*What needs to be done*:
Write each entry out again verbatim, pictures excluded.

(Document text records)
▽
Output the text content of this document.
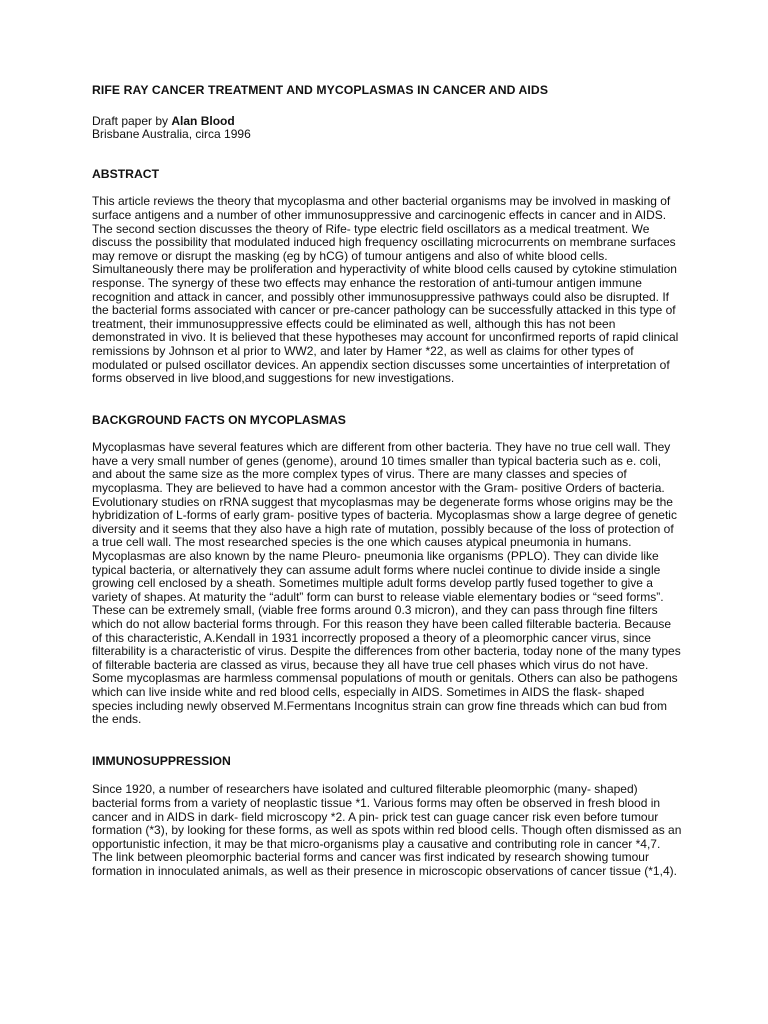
RIFE RAY CANCER TREATMENT AND MYCOPLASMAS IN CANCER AND AIDS
Draft paper by Alan Blood
Brisbane Australia, circa 1996
ABSTRACT

This article reviews the theory that mycoplasma and other bacterial organisms may be involved in masking of surface antigens and a number of other immunosuppressive and carcinogenic effects in cancer and in AIDS. The second section discusses the theory of Rife- type electric field oscillators as a medical treatment. We discuss the possibility that modulated induced high frequency oscillating microcurrents on membrane surfaces may remove or disrupt the masking (eg by hCG) of tumour antigens and also of white blood cells. Simultaneously there may be proliferation and hyperactivity of white blood cells caused by cytokine stimulation response. The synergy of these two effects may enhance the restoration of anti-tumour antigen immune recognition and attack in cancer, and possibly other immunosuppressive pathways could also be disrupted. If the bacterial forms associated with cancer or pre-cancer pathology can be successfully attacked in this type of treatment, their immunosuppressive effects could be eliminated as well, although this has not been demonstrated in vivo. It is believed that these hypotheses may account for unconfirmed reports of rapid clinical remissions by Johnson et al prior to WW2, and later by Hamer *22, as well as claims for other types of modulated or pulsed oscillator devices. An appendix section discusses some uncertainties of interpretation of forms observed in live blood,and suggestions for new investigations.

BACKGROUND FACTS ON MYCOPLASMAS

Mycoplasmas have several features which are different from other bacteria. They have no true cell wall. They have a very small number of genes (genome), around 10 times smaller than typical bacteria such as e. coli, and about the same size as the more complex types of virus. There are many classes and species of mycoplasma. They are believed to have had a common ancestor with the Gram- positive Orders of bacteria. Evolutionary studies on rRNA suggest that mycoplasmas may be degenerate forms whose origins may be the hybridization of L-forms of early gram- positive types of bacteria. Mycoplasmas show a large degree of genetic diversity and it seems that they also have a high rate of mutation, possibly because of the loss of protection of a true cell wall. The most researched species is the one which causes atypical pneumonia in humans. Mycoplasmas are also known by the name Pleuro- pneumonia like organisms (PPLO). They can divide like typical bacteria, or alternatively they can assume adult forms where nuclei continue to divide inside a single growing cell enclosed by a sheath. Sometimes multiple adult forms develop partly fused together to give a variety of shapes. At maturity the “adult” form can burst to release viable elementary bodies or “seed forms”. These can be extremely small, (viable free forms around 0.3 micron), and they can pass through fine filters which do not allow bacterial forms through. For this reason they have been called filterable bacteria. Because of this characteristic, A.Kendall in 1931 incorrectly proposed a theory of a pleomorphic cancer virus, since filterability is a characteristic of virus. Despite the differences from other bacteria, today none of the many types of filterable bacteria are classed as virus, because they all have true cell phases which virus do not have. Some mycoplasmas are harmless commensal populations of mouth or genitals. Others can also be pathogens which can live inside white and red blood cells, especially in AIDS. Sometimes in AIDS the flask- shaped species including newly observed M.Fermentans Incognitus strain can grow fine threads which can bud from the ends.

IMMUNOSUPPRESSION

Since 1920, a number of researchers have isolated and cultured filterable pleomorphic (many- shaped) bacterial forms from a variety of neoplastic tissue *1. Various forms may often be observed in fresh blood in cancer and in AIDS in dark- field microscopy *2. A pin- prick test can guage cancer risk even before tumour formation (*3), by looking for these forms, as well as spots within red blood cells. Though often dismissed as an opportunistic infection, it may be that micro-organisms play a causative and contributing role in cancer *4,7. The link between pleomorphic bacterial forms and cancer was first indicated by research showing tumour formation in innoculated animals, as well as their presence in microscopic observations of cancer tissue (*1,4).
△
*Response to the task*:
Output the text content of this document.
RIFE RAY CANCER TREATMENT AND MYCOPLASMAS IN CANCER AND AIDS
Draft paper by Alan Blood
Brisbane Australia, circa 1996
ABSTRACT

This article reviews the theory that mycoplasma and other bacterial organisms may be involved in masking of surface antigens and a number of other immunosuppressive and carcinogenic effects in cancer and in AIDS. The second section discusses the theory of Rife- type electric field oscillators as a medical treatment. We discuss the possibility that modulated induced high frequency oscillating microcurrents on membrane surfaces may remove or disrupt the masking (eg by hCG) of tumour antigens and also of white blood cells. Simultaneously there may be proliferation and hyperactivity of white blood cells caused by cytokine stimulation response. The synergy of these two effects may enhance the restoration of anti-tumour antigen immune recognition and attack in cancer, and possibly other immunosuppressive pathways could also be disrupted. If the bacterial forms associated with cancer or pre-cancer pathology can be successfully attacked in this type of treatment, their immunosuppressive effects could be eliminated as well, although this has not been demonstrated in vivo. It is believed that these hypotheses may account for unconfirmed reports of rapid clinical remissions by Johnson et al prior to WW2, and later by Hamer *22, as well as claims for other types of modulated or pulsed oscillator devices. An appendix section discusses some uncertainties of interpretation of forms observed in live blood,and suggestions for new investigations.

BACKGROUND FACTS ON MYCOPLASMAS

Mycoplasmas have several features which are different from other bacteria. They have no true cell wall. They have a very small number of genes (genome), around 10 times smaller than typical bacteria such as e. coli, and about the same size as the more complex types of virus. There are many classes and species of mycoplasma. They are believed to have had a common ancestor with the Gram- positive Orders of bacteria. Evolutionary studies on rRNA suggest that mycoplasmas may be degenerate forms whose origins may be the hybridization of L-forms of early gram- positive types of bacteria. Mycoplasmas show a large degree of genetic diversity and it seems that they also have a high rate of mutation, possibly because of the loss of protection of a true cell wall. The most researched species is the one which causes atypical pneumonia in humans. Mycoplasmas are also known by the name Pleuro- pneumonia like organisms (PPLO). They can divide like typical bacteria, or alternatively they can assume adult forms where nuclei continue to divide inside a single growing cell enclosed by a sheath. Sometimes multiple adult forms develop partly fused together to give a variety of shapes. At maturity the “adult” form can burst to release viable elementary bodies or “seed forms”. These can be extremely small, (viable free forms around 0.3 micron), and they can pass through fine filters which do not allow bacterial forms through. For this reason they have been called filterable bacteria. Because of this characteristic, A.Kendall in 1931 incorrectly proposed a theory of a pleomorphic cancer virus, since filterability is a characteristic of virus. Despite the differences from other bacteria, today none of the many types of filterable bacteria are classed as virus, because they all have true cell phases which virus do not have. Some mycoplasmas are harmless commensal populations of mouth or genitals. Others can also be pathogens which can live inside white and red blood cells, especially in AIDS. Sometimes in AIDS the flask- shaped species including newly observed M.Fermentans Incognitus strain can grow fine threads which can bud from the ends.

IMMUNOSUPPRESSION

Since 1920, a number of researchers have isolated and cultured filterable pleomorphic (many- shaped) bacterial forms from a variety of neoplastic tissue *1. Various forms may often be observed in fresh blood in cancer and in AIDS in dark- field microscopy *2. A pin- prick test can guage cancer risk even before tumour formation (*3), by looking for these forms, as well as spots within red blood cells. Though often dismissed as an opportunistic infection, it may be that micro-organisms play a causative and contributing role in cancer *4,7. The link between pleomorphic bacterial forms and cancer was first indicated by research showing tumour formation in innoculated animals, as well as their presence in microscopic observations of cancer tissue (*1,4).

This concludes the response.